• **Requirements**
Print the material below word for word, leaving out any pictures.

___

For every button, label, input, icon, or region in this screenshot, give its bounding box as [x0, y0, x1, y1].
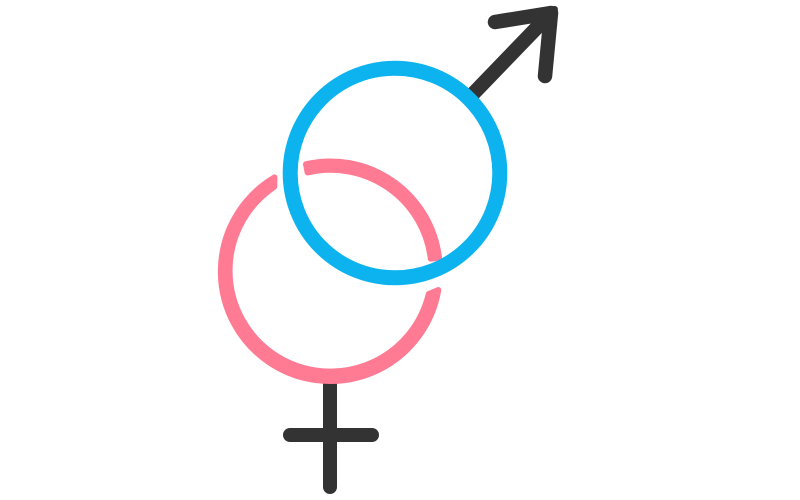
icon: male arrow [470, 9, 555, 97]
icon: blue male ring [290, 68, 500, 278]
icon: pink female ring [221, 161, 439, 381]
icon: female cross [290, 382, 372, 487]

___

• **The answer**
For every button, label, input, icon, or region in this screenshot, give its bounding box as [x0, y0, x1, y1].
icon: male arrow [470, 9, 555, 97]
icon: blue male ring [290, 68, 500, 278]
icon: pink female ring [221, 161, 439, 381]
icon: female cross [290, 382, 372, 487]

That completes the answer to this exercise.